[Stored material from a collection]
#####
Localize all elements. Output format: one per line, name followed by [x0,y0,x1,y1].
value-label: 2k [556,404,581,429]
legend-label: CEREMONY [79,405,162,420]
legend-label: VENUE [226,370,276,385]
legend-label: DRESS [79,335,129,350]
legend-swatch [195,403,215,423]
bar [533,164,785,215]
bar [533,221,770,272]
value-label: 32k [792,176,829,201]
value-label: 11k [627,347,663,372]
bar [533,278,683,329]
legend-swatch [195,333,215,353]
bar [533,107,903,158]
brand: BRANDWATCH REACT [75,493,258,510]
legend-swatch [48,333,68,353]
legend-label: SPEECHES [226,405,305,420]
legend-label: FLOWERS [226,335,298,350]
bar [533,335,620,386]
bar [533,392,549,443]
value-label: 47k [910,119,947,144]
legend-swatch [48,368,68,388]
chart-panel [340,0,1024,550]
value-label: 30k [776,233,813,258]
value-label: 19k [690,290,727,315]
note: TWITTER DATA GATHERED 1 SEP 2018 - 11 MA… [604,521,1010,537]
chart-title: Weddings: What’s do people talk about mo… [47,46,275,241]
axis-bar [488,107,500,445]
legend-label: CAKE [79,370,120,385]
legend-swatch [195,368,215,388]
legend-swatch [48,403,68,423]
#####
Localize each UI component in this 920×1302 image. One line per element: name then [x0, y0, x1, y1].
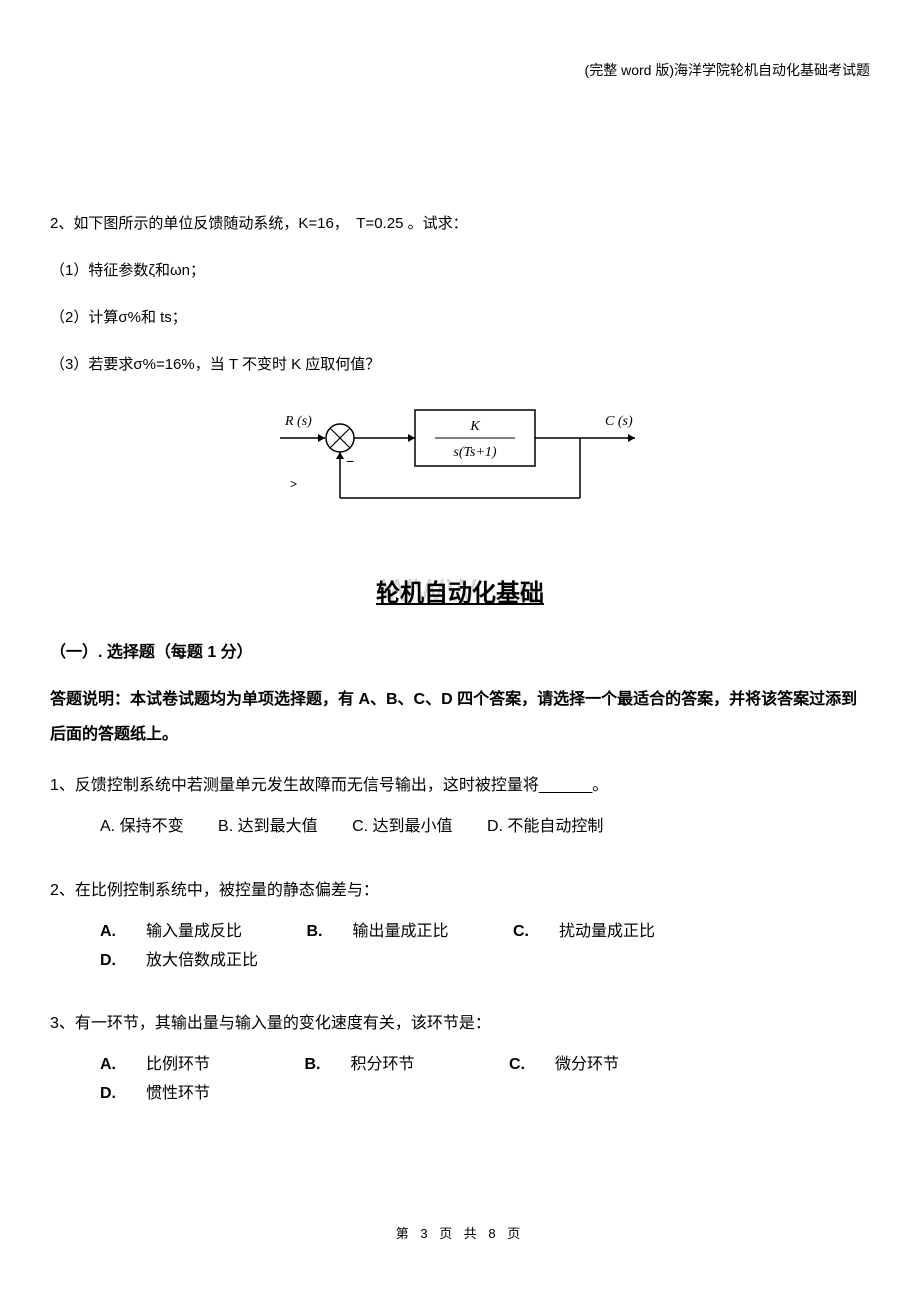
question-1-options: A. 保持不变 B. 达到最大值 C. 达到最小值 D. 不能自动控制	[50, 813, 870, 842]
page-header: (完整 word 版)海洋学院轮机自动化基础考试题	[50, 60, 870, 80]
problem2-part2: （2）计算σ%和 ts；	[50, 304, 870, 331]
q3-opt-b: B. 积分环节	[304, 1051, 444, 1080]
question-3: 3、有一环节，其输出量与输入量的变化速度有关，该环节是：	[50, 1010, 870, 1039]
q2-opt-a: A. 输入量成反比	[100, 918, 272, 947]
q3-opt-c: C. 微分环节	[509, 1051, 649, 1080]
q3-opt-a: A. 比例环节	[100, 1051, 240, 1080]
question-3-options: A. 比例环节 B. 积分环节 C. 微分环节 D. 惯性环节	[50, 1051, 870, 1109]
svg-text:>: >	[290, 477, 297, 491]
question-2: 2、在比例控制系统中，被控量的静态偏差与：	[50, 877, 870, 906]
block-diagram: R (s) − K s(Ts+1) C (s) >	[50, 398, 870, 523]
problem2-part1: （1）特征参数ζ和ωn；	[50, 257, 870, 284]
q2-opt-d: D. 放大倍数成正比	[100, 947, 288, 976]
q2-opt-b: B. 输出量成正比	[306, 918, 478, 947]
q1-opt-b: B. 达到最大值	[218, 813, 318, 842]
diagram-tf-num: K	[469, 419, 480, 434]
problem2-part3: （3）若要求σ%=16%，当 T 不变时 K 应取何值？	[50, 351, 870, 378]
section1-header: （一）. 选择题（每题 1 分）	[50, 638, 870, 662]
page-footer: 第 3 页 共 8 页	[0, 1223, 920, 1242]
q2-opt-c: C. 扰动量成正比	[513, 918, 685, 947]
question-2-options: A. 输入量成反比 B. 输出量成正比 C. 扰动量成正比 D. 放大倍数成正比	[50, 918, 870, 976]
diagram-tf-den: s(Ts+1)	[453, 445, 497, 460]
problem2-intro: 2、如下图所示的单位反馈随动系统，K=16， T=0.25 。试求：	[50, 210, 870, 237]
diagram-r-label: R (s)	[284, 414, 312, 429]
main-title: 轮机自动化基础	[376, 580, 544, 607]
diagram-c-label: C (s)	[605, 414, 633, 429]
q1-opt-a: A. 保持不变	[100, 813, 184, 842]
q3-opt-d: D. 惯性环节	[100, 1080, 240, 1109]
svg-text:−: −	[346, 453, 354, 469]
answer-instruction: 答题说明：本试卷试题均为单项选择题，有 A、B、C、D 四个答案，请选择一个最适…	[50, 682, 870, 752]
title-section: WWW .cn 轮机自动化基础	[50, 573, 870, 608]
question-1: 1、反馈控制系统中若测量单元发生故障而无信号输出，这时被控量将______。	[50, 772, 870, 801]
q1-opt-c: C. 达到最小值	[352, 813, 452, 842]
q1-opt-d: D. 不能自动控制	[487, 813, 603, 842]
#####
What you will do:
Starting at the line that has "Localize all elements." and ending after the line that has "legend-swatch [48,403,68,423]", rewrite the material with "legend-marker" substituted for "legend-swatch" and nothing else changed.

In response:
Localize all elements. Output format: one per line, name followed by [x0,y0,x1,y1].
value-label: 2k [556,404,581,429]
legend-label: CEREMONY [79,405,162,420]
legend-label: VENUE [226,370,276,385]
legend-label: DRESS [79,335,129,350]
legend-marker [195,403,215,423]
bar [533,164,785,215]
bar [533,221,770,272]
value-label: 32k [792,176,829,201]
value-label: 11k [627,347,663,372]
bar [533,278,683,329]
legend-marker [195,333,215,353]
bar [533,107,903,158]
brand: BRANDWATCH REACT [75,493,258,510]
legend-marker [48,333,68,353]
legend-label: SPEECHES [226,405,305,420]
legend-label: FLOWERS [226,335,298,350]
bar [533,335,620,386]
bar [533,392,549,443]
value-label: 47k [910,119,947,144]
legend-marker [48,368,68,388]
chart-panel [340,0,1024,550]
value-label: 30k [776,233,813,258]
value-label: 19k [690,290,727,315]
note: TWITTER DATA GATHERED 1 SEP 2018 - 11 MA… [604,521,1010,537]
chart-title: Weddings: What’s do people talk about mo… [47,46,275,241]
axis-bar [488,107,500,445]
legend-label: CAKE [79,370,120,385]
legend-marker [195,368,215,388]
legend-marker [48,403,68,423]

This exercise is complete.